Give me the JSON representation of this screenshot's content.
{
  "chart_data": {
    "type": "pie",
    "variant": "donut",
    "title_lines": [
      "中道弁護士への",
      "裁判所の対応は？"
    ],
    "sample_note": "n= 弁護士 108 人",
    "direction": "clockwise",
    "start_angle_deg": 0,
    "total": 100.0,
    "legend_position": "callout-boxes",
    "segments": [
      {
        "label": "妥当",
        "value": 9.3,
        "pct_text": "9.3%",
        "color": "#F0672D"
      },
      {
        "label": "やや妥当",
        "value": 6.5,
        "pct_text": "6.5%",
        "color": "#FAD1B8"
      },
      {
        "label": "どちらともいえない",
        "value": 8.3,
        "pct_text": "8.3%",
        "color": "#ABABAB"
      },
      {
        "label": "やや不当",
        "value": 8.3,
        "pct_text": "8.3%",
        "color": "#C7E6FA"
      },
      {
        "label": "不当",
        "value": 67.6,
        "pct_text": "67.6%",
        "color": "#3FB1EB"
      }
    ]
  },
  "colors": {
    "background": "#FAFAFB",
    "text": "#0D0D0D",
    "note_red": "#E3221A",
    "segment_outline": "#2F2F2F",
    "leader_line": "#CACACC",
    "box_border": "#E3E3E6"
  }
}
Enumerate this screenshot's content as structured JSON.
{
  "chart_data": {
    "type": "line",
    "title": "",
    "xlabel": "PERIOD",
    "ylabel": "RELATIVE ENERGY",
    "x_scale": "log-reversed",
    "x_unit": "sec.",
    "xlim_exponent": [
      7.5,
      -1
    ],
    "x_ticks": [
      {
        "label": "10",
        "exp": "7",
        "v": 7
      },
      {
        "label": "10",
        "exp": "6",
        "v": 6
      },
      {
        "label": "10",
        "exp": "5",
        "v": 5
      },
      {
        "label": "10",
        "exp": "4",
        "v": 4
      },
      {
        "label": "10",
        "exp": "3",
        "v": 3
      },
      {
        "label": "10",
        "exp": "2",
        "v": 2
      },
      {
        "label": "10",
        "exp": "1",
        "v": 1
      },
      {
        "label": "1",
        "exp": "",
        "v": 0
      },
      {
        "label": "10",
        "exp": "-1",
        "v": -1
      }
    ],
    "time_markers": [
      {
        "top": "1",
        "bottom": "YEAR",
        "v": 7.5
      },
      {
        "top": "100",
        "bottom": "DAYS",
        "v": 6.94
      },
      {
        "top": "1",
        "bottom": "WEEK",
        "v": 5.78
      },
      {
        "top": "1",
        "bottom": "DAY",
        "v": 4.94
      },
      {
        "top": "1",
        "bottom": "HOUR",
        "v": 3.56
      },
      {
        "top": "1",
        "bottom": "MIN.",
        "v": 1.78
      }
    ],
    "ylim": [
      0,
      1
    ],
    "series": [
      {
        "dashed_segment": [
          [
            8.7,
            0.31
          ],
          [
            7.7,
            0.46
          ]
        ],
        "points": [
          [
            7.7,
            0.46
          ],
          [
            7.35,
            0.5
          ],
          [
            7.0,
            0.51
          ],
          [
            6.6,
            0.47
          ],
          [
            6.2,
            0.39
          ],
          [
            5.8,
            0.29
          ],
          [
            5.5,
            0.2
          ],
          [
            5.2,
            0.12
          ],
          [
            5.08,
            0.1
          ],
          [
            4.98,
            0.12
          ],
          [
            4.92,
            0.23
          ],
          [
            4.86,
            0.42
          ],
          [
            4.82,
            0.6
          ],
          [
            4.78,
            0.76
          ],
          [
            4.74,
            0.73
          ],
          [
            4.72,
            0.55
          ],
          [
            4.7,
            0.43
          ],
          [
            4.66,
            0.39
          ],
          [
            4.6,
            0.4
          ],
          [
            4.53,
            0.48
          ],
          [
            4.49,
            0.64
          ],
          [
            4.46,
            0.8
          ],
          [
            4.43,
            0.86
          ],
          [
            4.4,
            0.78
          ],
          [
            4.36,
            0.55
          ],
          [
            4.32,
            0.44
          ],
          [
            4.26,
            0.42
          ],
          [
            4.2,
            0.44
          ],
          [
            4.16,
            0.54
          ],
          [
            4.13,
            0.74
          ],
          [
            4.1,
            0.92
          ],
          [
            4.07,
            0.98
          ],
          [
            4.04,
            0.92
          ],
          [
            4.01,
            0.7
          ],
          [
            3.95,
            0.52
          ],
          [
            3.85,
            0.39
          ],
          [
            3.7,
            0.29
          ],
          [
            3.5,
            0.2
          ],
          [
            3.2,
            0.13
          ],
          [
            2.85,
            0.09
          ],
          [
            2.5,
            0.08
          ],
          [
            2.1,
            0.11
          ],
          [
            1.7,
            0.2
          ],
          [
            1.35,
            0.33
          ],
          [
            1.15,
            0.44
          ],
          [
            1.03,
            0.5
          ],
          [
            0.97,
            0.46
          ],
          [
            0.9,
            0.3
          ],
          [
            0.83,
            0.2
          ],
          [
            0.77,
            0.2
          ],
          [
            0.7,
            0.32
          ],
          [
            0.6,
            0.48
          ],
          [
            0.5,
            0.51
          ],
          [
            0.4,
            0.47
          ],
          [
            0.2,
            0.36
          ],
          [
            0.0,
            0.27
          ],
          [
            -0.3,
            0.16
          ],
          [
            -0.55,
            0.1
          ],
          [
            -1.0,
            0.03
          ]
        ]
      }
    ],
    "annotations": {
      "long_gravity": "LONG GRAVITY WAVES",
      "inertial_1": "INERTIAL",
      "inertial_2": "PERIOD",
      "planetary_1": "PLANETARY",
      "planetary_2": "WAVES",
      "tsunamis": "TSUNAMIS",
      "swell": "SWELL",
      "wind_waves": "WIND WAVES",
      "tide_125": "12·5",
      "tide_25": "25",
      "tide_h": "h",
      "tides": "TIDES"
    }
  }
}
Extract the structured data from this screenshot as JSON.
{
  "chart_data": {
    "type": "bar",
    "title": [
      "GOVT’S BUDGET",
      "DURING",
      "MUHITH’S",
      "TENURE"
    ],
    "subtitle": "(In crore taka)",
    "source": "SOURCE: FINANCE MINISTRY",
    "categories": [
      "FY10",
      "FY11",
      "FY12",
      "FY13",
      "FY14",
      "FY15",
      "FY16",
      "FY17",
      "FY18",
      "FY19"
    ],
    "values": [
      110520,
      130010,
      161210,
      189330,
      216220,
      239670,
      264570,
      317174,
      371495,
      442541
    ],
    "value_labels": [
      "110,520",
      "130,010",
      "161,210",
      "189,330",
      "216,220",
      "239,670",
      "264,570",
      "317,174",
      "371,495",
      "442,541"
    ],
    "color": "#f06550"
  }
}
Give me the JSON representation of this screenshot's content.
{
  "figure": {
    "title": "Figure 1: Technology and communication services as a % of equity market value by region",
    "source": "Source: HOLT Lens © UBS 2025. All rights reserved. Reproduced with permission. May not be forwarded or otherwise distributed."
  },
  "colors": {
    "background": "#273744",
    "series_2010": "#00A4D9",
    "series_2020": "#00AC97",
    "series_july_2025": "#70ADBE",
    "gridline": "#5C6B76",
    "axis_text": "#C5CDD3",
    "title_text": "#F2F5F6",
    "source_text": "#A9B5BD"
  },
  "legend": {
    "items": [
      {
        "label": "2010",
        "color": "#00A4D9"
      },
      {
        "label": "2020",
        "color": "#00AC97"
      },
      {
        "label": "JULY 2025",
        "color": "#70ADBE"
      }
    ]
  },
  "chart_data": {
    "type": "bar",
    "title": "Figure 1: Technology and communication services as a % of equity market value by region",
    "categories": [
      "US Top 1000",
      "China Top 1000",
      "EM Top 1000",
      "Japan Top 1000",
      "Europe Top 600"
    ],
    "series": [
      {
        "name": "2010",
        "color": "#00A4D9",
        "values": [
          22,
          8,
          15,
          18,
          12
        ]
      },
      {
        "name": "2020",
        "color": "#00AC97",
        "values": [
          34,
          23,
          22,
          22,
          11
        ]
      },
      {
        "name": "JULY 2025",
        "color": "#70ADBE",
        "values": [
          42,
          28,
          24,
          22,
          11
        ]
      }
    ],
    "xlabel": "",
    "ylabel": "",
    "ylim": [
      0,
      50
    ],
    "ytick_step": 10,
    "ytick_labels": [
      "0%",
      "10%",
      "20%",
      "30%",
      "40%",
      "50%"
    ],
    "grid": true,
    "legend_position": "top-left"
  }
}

• • • • • • •

§ **TASK OBJECTIVE**: Pick out the lines above that hold the string "screenshot" and show them.

§ **OUTPUT OF THE EXERCISE**:
Give me the JSON representation of this screenshot's content.
Enumerate this screenshot's content as structured JSON.
Extract the structured data from this screenshot as JSON.
Give me the JSON representation of this screenshot's content.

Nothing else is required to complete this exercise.